_Exercise directions_
Copy all lines holding the word "JSON" from the entries.

[start Data to process]

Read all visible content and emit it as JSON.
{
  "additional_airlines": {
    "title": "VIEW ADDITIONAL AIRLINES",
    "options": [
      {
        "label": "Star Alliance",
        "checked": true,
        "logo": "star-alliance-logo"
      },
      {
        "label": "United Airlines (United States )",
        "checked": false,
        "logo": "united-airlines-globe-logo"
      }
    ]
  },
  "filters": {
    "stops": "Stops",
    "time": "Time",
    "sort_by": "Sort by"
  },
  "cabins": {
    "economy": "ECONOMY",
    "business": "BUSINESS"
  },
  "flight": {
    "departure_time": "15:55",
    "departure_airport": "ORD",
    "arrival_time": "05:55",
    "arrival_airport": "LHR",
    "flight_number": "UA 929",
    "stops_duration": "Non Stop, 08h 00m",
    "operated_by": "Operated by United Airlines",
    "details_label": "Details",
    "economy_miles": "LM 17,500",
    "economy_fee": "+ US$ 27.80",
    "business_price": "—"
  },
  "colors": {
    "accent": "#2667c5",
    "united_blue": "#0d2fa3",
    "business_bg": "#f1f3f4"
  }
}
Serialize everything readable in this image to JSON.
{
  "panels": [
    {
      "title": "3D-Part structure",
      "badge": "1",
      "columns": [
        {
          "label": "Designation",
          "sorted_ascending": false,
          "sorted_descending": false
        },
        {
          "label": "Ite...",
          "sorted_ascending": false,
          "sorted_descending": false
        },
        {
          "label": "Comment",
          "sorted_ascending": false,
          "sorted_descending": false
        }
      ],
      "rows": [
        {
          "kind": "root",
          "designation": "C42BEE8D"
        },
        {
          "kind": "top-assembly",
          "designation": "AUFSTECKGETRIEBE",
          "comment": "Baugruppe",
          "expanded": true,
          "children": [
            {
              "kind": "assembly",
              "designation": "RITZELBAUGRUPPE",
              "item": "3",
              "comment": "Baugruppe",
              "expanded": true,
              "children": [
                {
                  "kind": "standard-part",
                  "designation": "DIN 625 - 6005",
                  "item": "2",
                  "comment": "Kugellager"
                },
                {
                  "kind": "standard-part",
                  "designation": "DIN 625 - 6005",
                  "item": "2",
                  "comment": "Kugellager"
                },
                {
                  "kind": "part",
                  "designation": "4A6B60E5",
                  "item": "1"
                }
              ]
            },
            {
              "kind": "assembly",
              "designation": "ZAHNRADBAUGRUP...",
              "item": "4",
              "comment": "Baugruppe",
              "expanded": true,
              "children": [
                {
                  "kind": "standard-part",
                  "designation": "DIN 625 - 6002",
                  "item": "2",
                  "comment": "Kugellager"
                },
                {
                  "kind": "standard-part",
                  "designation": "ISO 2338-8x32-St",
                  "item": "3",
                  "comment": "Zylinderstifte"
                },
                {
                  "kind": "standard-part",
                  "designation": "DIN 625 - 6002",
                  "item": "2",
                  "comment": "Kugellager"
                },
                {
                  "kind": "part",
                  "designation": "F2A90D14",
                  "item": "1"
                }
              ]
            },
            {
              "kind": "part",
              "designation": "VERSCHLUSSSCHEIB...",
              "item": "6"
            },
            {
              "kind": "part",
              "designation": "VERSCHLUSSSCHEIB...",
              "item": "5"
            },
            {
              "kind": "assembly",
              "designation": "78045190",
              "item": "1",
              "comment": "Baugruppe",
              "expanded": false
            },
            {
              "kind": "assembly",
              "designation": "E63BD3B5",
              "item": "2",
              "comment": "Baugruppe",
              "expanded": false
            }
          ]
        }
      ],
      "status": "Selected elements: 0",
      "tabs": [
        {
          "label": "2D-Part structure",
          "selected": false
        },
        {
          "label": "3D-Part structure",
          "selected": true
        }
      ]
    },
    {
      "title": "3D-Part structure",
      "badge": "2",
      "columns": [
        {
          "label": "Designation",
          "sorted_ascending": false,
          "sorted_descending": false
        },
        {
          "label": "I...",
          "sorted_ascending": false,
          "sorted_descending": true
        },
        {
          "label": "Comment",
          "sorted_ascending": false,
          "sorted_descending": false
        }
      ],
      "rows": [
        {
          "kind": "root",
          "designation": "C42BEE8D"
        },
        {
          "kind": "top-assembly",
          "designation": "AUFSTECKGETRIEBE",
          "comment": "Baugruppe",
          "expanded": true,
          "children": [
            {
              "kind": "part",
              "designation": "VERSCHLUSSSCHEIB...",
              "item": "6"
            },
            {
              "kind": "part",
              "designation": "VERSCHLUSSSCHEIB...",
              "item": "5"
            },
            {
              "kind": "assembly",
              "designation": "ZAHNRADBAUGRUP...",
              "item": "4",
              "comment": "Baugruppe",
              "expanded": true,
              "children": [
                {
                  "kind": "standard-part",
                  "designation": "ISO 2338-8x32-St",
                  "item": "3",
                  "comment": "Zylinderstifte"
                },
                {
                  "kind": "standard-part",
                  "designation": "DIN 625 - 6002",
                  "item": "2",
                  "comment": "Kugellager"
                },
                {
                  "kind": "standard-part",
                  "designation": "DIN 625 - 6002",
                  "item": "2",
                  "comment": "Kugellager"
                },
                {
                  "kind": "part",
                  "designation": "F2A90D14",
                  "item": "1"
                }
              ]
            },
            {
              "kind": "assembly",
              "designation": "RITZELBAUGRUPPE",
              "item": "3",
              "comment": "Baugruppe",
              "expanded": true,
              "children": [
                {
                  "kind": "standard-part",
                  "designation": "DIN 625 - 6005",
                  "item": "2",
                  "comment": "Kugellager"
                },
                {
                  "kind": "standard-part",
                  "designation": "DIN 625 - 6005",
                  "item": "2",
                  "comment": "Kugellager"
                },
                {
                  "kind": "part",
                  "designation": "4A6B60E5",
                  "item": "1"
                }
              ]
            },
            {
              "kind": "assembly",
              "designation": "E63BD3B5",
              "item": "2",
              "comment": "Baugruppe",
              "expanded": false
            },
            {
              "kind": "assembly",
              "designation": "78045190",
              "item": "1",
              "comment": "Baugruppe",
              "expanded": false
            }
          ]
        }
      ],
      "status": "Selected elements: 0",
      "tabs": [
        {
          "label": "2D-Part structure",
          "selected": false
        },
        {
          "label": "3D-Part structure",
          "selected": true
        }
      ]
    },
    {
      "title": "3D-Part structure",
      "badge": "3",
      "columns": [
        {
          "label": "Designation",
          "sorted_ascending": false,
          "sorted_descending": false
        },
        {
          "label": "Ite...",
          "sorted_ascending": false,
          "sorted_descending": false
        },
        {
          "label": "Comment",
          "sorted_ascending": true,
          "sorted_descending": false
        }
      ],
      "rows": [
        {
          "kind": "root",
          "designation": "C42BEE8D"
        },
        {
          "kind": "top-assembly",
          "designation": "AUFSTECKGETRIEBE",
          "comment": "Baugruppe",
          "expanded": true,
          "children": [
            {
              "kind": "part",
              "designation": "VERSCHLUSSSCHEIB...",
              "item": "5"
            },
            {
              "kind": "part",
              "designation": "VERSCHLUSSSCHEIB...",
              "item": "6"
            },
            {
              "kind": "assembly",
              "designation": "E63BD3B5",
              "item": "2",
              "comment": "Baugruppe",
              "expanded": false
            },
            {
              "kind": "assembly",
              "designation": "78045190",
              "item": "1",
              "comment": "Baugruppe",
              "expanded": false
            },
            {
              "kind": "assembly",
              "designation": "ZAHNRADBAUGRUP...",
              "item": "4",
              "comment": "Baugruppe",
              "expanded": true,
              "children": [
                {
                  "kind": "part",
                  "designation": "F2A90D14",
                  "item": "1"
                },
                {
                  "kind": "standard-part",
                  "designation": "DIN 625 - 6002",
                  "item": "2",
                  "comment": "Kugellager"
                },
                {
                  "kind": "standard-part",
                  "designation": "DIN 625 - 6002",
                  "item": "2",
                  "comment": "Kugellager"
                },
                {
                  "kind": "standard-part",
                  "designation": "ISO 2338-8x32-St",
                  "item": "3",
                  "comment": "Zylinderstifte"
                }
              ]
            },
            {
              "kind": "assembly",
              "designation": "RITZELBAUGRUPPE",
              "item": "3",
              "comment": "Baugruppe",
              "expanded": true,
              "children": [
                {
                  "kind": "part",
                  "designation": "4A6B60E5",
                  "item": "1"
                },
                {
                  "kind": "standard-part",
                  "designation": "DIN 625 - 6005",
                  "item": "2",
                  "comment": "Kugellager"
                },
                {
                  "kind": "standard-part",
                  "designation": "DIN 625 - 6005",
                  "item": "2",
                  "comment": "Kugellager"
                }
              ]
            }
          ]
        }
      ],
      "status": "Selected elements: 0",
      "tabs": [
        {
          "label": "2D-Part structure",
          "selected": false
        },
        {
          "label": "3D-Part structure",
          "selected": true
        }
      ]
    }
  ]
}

[end Data to process]

_Finished task_
Read all visible content and emit it as JSON.
Serialize everything readable in this image to JSON.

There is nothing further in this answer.